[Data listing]
· · · · · · ·
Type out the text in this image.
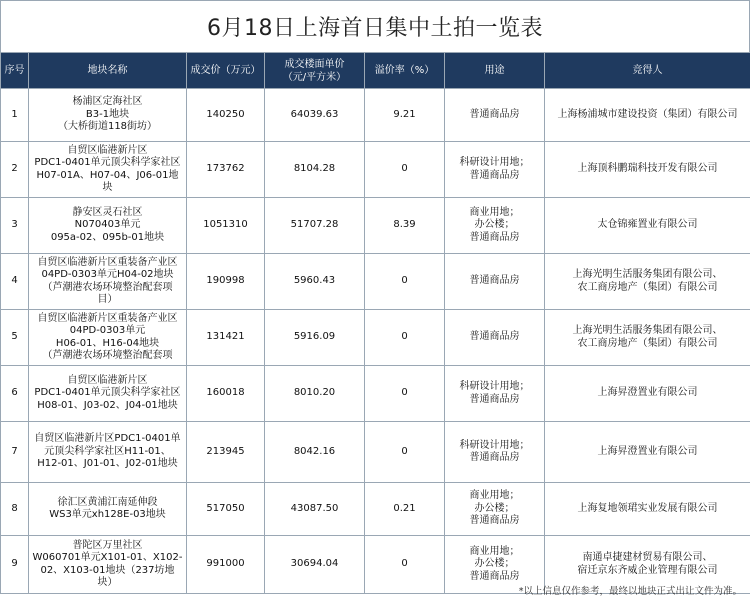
6月18日上海首日集中土拍一览表
序号	地块名称	成交价（万元）	成交楼面单价
（元/平方米）	溢价率（%）	用途	竞得人
1	杨浦区定海社区
B3-1地块
（大桥街道118街坊）	140250	64039.63	9.21	普通商品房	上海杨浦城市建设投资（集团）有限公司
2	自贸区临港新片区
PDC1-0401单元顶尖科学家社区
H07-01A、H07-04、J06-01地
块	173762	8104.28	0	科研设计用地；
普通商品房	上海顶科鹏瑞科技开发有限公司
3	静安区灵石社区
N070403单元
095a-02、095b-01地块	1051310	51707.28	8.39	商业用地；
办公楼；
普通商品房	太仓锦雍置业有限公司
4	自贸区临港新片区重装备产业区
04PD-0303单元H04-02地块
（芦潮港农场环境整治配套项
目）	190998	5960.43	0	普通商品房	上海光明生活服务集团有限公司、
农工商房地产（集团）有限公司
5	自贸区临港新片区重装备产业区
04PD-0303单元
H06-01、H16-04地块
（芦潮港农场环境整治配套项	131421	5916.09	0	普通商品房	上海光明生活服务集团有限公司、
农工商房地产（集团）有限公司
6	自贸区临港新片区
PDC1-0401单元顶尖科学家社区
H08-01、J03-02、J04-01地块	160018	8010.20	0	科研设计用地；
普通商品房	上海昇澄置业有限公司
7	自贸区临港新片区PDC1-0401单
元顶尖科学家社区H11-01、
H12-01、J01-01、J02-01地块	213945	8042.16	0	科研设计用地；
普通商品房	上海昇澄置业有限公司
8	徐汇区黄浦江南延伸段
WS3单元xh128E-03地块	517050	43087.50	0.21	商业用地；
办公楼；
普通商品房	上海复地领珺实业发展有限公司
9	普陀区万里社区
W060701单元X101-01、X102-
02、X103-01地块（237坊地
块）	991000	30694.04	0	商业用地；
办公楼；
普通商品房	南通卓捷建材贸易有限公司、
宿迁京东齐威企业管理有限公司
*以上信息仅作参考，最终以地块正式出让文件为准。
· · · · · · ·
§ **EXERCISE INSTRUCTIONS**:
Transcribe the material exactly, leaving every picture out.

§ **WRITTEN SOLUTION**:
Type out the text in this image.
6月18日上海首日集中土拍一览表
序号	地块名称	成交价（万元）	成交楼面单价
（元/平方米）	溢价率（%）	用途	竞得人
1	杨浦区定海社区
B3-1地块
（大桥街道118街坊）	140250	64039.63	9.21	普通商品房	上海杨浦城市建设投资（集团）有限公司
2	自贸区临港新片区
PDC1-0401单元顶尖科学家社区
H07-01A、H07-04、J06-01地
块	173762	8104.28	0	科研设计用地；
普通商品房	上海顶科鹏瑞科技开发有限公司
3	静安区灵石社区
N070403单元
095a-02、095b-01地块	1051310	51707.28	8.39	商业用地；
办公楼；
普通商品房	太仓锦雍置业有限公司
4	自贸区临港新片区重装备产业区
04PD-0303单元H04-02地块
（芦潮港农场环境整治配套项
目）	190998	5960.43	0	普通商品房	上海光明生活服务集团有限公司、
农工商房地产（集团）有限公司
5	自贸区临港新片区重装备产业区
04PD-0303单元
H06-01、H16-04地块
（芦潮港农场环境整治配套项	131421	5916.09	0	普通商品房	上海光明生活服务集团有限公司、
农工商房地产（集团）有限公司
6	自贸区临港新片区
PDC1-0401单元顶尖科学家社区
H08-01、J03-02、J04-01地块	160018	8010.20	0	科研设计用地；
普通商品房	上海昇澄置业有限公司
7	自贸区临港新片区PDC1-0401单
元顶尖科学家社区H11-01、
H12-01、J01-01、J02-01地块	213945	8042.16	0	科研设计用地；
普通商品房	上海昇澄置业有限公司
8	徐汇区黄浦江南延伸段
WS3单元xh128E-03地块	517050	43087.50	0.21	商业用地；
办公楼；
普通商品房	上海复地领珺实业发展有限公司
9	普陀区万里社区
W060701单元X101-01、X102-
02、X103-01地块（237坊地
块）	991000	30694.04	0	商业用地；
办公楼；
普通商品房	南通卓捷建材贸易有限公司、
宿迁京东齐威企业管理有限公司
*以上信息仅作参考，最终以地块正式出让文件为准。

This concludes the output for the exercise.